- Study text:
==============================

Sabrina Down Under is a 1999 American television film produced for ABC, airing on September 26, 1999. It is a sequel to Sabrina Goes to Rome and is a companion to the Sabrina the Teenage Witch television series.

The film features only two characters from the television series: teenage witch Sabrina Spellman (played by Melissa Joan Hart), and talking cat Salem Saberhagen (voiced by Nick Bakay). Lindsay Sloane was also a regular actress in the television series, but plays a different character in this film. Tara Charendoff reprises her role as Gwen from Sabrina Goes to Rome. As the film is set in Australia, none of the scenes are filmed on the original set of the television series.

The film was directed by Kenneth R. Koch, who helped to produce Sabrina Goes to Rome. He also directed many episodes of the television series and was a prominent producer of the show.

Unlike Sabrina Goes to Rome, which is included in the season 7 DVD release of the Sabrina the Teenage Witch television series, Sabrina Down Under was not included in any of the season sets. It was later released on a stand-alone DVD on February 7, 2017. Prior to this, the film was released on VHS. It is available to stream on Hulu.

== Plot ==
Sabrina travels to Australia's Great Barrier Reef with Gwen, a fellow witch from England, for a week-long vacation where they try to help protect a hidden mermaid colony whose habitat is threatened by ocean pollution, and by local marine biologist Dr. Julian Martin, who is determined to find the colony as his claim to fame. While Sabrina finds a friendship with Barnaby, a "merman" from the mermaid colony, Salem the cat finds a possible romance with another witch-turned-into-a-cat named Hilary, but finds Sabrina's problems interfering with his plans. In order to prevent Julian from launching a search for the mermaid colony, she casts a spell to create a storm to keep him in port, which succeeds except that a lightning bolt knocks Sabrina unconscious, and when she comes to she learns she has lost her powers, at least temporarily.

==============================

- Document structure recognition data:
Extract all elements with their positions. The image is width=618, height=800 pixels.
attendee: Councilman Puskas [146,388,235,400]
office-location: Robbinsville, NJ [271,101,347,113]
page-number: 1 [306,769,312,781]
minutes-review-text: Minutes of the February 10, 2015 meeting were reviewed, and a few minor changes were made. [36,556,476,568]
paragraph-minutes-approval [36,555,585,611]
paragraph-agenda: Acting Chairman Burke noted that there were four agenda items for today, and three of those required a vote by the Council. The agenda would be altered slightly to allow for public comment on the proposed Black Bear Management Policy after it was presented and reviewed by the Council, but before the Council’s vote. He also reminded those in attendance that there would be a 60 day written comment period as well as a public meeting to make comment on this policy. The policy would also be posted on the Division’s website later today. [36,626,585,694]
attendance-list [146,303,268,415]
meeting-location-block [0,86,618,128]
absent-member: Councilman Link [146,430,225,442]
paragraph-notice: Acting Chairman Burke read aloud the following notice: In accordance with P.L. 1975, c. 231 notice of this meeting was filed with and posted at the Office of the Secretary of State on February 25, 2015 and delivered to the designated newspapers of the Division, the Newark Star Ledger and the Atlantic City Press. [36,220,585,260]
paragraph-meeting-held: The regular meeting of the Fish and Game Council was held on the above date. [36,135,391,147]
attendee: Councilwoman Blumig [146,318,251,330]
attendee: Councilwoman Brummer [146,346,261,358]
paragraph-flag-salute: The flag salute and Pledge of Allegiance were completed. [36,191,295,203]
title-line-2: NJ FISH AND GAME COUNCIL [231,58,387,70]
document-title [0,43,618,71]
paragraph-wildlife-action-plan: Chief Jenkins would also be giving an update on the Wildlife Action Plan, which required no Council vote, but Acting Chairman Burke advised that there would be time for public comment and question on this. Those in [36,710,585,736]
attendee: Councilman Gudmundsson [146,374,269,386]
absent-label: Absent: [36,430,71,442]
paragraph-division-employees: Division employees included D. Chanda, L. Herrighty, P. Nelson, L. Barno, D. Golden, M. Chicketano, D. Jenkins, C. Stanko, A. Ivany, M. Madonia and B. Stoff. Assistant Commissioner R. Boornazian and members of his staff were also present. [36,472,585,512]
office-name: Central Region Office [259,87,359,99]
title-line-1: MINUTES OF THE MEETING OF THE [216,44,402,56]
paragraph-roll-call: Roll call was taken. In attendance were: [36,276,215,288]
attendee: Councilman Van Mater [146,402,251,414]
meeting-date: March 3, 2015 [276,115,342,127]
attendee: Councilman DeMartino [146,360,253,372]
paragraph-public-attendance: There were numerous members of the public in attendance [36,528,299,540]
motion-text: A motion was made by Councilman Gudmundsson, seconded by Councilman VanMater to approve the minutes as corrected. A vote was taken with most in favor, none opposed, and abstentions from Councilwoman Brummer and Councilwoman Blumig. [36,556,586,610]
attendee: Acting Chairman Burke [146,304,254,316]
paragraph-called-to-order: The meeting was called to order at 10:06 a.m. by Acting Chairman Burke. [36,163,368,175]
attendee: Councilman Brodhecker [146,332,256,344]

==============================

- Exercise tasks:
1) From the Sabrina Down Under text, return the passage starting at "The film was directed" and ending at "of the show.".
2) Answer these questions using the Sabrina Down Under text:
(a) Who voices Salem Saberhagen?
(b) On what date was the film released on a stand-alone DVD?
(c) What country is Gwen from?

- Answer section:
1)
The film was directed by Kenneth R. Koch, who helped to produce Sabrina Goes to Rome. He also directed many episodes of the television series and was a prominent producer of the show.

2)
(a) Nick Bakay
(b) February 7, 2017
(c) England